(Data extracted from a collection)

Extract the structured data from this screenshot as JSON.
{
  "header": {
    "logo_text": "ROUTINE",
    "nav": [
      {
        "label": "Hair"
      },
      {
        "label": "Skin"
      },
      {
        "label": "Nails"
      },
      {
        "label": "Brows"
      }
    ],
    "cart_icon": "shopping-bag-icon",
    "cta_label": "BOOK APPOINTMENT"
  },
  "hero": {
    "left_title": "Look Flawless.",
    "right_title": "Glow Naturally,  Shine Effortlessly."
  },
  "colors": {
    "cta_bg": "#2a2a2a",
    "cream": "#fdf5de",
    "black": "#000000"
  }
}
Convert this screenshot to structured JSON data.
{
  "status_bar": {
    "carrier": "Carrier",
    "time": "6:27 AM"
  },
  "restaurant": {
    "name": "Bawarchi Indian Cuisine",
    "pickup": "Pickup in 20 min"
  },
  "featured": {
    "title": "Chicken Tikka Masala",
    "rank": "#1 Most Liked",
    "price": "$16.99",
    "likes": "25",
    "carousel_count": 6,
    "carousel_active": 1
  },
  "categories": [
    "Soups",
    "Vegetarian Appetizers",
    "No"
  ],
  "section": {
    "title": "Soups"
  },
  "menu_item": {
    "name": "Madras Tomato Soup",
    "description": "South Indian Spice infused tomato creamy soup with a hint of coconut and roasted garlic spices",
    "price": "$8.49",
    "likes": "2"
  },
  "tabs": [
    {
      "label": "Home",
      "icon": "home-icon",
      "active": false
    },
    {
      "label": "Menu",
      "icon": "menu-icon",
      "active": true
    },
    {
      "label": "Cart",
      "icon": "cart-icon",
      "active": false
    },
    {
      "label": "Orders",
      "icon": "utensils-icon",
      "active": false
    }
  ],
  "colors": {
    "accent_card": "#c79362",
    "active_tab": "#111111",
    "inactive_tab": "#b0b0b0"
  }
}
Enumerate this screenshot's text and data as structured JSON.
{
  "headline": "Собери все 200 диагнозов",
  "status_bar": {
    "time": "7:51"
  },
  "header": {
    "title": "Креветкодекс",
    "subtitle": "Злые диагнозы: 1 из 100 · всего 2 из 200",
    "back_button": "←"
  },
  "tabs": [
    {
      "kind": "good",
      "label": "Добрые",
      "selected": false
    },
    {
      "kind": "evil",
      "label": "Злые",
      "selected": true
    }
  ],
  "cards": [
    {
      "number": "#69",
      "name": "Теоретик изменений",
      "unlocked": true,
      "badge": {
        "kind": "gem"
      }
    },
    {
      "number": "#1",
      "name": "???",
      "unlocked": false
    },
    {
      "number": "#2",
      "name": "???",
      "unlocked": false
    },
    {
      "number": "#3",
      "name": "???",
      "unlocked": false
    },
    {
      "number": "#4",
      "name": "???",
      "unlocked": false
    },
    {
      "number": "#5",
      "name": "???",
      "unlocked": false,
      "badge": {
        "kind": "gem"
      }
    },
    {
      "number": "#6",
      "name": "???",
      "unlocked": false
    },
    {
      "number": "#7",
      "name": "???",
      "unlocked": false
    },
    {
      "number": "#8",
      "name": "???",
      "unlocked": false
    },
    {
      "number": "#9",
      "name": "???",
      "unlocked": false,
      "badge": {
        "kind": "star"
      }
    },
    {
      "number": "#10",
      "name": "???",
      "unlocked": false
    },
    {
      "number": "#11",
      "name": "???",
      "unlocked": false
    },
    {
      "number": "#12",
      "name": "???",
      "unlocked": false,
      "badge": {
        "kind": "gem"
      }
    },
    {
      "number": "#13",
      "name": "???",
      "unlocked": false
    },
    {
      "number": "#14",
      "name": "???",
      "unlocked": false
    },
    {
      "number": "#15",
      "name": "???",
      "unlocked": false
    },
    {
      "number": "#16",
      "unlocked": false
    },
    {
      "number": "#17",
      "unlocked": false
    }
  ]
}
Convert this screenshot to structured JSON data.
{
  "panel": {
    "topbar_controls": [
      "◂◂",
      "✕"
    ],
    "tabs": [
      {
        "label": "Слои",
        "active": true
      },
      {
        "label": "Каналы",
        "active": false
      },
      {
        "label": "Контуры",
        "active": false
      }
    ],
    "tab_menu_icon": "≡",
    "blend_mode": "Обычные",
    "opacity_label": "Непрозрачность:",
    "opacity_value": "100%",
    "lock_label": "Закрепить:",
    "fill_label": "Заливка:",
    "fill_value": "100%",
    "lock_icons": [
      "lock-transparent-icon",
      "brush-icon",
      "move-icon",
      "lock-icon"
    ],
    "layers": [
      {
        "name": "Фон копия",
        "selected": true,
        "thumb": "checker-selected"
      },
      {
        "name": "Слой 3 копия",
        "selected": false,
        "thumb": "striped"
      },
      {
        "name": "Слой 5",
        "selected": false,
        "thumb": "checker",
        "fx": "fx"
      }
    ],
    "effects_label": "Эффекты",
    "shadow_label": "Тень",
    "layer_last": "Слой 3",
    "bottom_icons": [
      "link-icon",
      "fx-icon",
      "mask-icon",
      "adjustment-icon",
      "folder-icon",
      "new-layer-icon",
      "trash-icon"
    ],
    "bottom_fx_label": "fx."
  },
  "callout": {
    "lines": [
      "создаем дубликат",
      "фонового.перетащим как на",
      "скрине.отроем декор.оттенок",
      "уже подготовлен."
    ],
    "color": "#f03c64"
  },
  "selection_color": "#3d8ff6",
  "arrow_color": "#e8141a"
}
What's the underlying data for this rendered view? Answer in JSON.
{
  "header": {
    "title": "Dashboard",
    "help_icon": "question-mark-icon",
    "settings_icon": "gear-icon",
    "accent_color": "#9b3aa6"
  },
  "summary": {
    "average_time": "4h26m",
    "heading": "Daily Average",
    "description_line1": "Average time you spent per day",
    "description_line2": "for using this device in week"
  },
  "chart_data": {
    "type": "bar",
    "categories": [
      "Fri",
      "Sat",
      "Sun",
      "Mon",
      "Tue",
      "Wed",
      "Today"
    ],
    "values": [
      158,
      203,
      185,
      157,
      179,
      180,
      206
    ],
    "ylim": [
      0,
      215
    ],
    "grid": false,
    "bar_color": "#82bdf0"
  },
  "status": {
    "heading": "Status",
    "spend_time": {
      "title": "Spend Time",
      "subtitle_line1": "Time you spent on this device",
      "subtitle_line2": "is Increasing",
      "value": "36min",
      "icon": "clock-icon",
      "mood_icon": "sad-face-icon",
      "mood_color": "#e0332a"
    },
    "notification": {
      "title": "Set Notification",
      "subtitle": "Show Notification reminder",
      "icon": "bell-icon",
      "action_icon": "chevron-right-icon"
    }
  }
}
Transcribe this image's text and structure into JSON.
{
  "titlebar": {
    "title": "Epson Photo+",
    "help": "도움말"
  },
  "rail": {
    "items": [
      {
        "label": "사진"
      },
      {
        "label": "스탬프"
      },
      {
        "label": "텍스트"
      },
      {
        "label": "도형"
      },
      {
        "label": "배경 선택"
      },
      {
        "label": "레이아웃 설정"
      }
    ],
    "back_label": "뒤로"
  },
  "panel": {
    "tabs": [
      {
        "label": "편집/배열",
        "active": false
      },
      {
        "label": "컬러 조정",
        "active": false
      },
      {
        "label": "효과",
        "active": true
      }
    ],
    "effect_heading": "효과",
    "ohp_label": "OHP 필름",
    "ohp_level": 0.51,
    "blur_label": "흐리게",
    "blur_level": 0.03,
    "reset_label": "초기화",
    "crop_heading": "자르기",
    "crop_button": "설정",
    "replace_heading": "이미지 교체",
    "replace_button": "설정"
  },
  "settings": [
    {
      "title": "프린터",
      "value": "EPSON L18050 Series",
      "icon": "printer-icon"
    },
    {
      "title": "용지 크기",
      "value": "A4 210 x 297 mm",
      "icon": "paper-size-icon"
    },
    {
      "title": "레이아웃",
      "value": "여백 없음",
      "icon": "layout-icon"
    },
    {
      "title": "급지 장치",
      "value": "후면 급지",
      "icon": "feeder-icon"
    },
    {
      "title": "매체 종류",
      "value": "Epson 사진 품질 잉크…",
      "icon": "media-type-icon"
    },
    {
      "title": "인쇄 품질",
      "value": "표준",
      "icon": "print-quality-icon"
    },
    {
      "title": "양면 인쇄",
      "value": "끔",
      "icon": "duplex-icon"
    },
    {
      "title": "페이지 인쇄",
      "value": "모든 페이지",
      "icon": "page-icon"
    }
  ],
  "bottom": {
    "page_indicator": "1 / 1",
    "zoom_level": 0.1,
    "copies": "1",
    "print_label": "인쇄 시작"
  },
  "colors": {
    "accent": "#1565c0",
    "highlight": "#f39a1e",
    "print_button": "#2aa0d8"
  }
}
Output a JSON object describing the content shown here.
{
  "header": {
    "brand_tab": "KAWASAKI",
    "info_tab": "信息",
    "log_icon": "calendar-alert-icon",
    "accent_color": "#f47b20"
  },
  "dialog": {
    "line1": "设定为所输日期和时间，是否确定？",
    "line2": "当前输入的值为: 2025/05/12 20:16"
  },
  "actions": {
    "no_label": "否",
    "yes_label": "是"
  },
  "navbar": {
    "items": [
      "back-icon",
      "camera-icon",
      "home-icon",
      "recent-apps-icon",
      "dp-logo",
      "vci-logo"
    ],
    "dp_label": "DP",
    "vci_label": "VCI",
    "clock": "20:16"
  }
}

Aim: Going through the entries above line by line, work out how many lines include the word "structured". Only the number is required.

Reply to the exercise: 4